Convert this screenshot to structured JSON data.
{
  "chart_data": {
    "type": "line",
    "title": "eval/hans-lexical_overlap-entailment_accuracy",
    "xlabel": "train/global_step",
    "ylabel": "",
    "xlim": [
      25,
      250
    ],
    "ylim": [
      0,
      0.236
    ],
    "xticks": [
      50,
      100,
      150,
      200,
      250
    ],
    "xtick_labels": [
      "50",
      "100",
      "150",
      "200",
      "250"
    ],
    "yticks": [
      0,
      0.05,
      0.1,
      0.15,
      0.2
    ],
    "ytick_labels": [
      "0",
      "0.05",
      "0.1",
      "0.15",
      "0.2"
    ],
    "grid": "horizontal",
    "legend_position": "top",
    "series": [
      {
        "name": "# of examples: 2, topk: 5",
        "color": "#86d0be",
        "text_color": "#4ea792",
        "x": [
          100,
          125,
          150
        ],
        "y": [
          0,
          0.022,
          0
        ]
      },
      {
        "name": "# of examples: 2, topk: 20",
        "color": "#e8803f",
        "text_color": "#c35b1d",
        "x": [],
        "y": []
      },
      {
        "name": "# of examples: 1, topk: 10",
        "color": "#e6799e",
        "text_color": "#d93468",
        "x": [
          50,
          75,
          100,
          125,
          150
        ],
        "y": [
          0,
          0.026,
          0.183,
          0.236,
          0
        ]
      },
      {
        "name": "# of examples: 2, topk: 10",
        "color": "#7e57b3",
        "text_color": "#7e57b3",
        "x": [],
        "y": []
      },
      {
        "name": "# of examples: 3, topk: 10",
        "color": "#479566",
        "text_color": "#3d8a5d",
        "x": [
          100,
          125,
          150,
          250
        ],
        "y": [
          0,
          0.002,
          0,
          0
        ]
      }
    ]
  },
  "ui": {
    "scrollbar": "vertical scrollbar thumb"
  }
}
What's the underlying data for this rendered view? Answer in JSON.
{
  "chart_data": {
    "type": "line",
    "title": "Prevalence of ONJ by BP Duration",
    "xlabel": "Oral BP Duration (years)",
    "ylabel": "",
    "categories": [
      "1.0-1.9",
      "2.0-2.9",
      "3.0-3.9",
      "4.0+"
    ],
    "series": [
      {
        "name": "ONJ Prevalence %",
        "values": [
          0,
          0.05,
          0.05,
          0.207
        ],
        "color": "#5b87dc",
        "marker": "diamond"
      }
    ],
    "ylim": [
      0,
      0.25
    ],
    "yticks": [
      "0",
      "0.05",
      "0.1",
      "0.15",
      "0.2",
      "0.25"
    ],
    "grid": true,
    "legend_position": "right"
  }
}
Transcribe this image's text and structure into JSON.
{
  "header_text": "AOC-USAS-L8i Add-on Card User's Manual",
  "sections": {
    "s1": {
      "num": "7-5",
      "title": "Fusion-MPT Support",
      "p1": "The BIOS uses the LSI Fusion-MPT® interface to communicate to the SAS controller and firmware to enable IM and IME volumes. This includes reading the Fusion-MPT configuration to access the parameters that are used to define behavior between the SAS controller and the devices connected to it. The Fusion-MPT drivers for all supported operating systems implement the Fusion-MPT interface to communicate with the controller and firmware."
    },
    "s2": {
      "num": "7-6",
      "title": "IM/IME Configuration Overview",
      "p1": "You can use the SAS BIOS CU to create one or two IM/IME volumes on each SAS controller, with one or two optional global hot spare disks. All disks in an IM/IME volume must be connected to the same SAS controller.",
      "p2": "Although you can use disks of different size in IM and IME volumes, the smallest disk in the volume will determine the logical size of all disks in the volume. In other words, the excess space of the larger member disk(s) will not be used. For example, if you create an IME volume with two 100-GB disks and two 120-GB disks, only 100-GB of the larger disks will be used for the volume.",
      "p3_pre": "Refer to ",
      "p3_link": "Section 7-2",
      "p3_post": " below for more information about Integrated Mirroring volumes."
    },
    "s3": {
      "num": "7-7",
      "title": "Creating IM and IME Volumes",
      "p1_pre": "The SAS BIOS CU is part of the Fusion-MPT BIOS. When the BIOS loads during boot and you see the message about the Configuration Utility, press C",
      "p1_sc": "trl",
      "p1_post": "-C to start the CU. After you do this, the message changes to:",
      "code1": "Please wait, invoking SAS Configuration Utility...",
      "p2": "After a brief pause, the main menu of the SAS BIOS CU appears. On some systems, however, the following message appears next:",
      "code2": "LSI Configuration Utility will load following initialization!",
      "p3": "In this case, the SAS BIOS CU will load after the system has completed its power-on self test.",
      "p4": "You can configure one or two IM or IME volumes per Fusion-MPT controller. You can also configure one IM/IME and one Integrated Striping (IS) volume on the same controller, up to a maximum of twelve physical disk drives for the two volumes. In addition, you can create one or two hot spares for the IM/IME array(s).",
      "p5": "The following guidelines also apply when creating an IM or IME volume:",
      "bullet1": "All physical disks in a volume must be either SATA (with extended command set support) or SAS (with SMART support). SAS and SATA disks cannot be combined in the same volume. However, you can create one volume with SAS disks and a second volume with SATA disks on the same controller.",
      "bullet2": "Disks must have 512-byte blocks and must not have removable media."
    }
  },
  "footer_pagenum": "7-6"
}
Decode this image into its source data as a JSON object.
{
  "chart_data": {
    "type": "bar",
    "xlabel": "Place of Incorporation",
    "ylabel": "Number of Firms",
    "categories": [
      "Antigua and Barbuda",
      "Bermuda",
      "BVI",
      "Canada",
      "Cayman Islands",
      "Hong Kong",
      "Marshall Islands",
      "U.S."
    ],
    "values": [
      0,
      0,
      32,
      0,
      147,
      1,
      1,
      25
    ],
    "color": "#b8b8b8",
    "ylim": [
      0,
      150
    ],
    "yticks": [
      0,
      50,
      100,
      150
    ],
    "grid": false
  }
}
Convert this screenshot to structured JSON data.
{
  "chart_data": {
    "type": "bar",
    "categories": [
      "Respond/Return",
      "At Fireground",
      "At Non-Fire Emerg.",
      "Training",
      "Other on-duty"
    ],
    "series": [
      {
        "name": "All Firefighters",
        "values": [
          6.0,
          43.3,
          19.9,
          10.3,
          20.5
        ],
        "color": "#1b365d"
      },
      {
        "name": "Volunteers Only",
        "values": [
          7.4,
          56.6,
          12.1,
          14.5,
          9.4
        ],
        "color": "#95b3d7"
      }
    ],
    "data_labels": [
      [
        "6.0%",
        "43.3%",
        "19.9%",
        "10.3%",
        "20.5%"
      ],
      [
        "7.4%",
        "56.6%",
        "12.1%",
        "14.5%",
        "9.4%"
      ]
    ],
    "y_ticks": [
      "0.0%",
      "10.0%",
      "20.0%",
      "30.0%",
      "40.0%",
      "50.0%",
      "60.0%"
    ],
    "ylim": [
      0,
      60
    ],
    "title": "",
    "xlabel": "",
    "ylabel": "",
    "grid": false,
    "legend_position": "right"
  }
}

> _What you have to do_:
Filter the records down to the lines that contain the string "Fusion", and copy those lines.

> _Response to this exercise_:
      "title": "Fusion-MPT Support",
      "p1": "The BIOS uses the LSI Fusion-MPT® interface to communicate to the SAS controller and firmware to enable IM and IME volumes. This includes reading the Fusion-MPT configuration to access the parameters that are used to define behavior between the SAS controller and the devices connected to it. The Fusion-MPT drivers for all supported operating systems implement the Fusion-MPT interface to communicate with the controller and firmware."
      "p1_pre": "The SAS BIOS CU is part of the Fusion-MPT BIOS. When the BIOS loads during boot and you see the message about the Configuration Utility, press C",
      "p4": "You can configure one or two IM or IME volumes per Fusion-MPT controller. You can also configure one IM/IME and one Integrated Striping (IS) volume on the same controller, up to a maximum of twelve physical disk drives for the two volumes. In addition, you can create one or two hot spares for the IM/IME array(s).",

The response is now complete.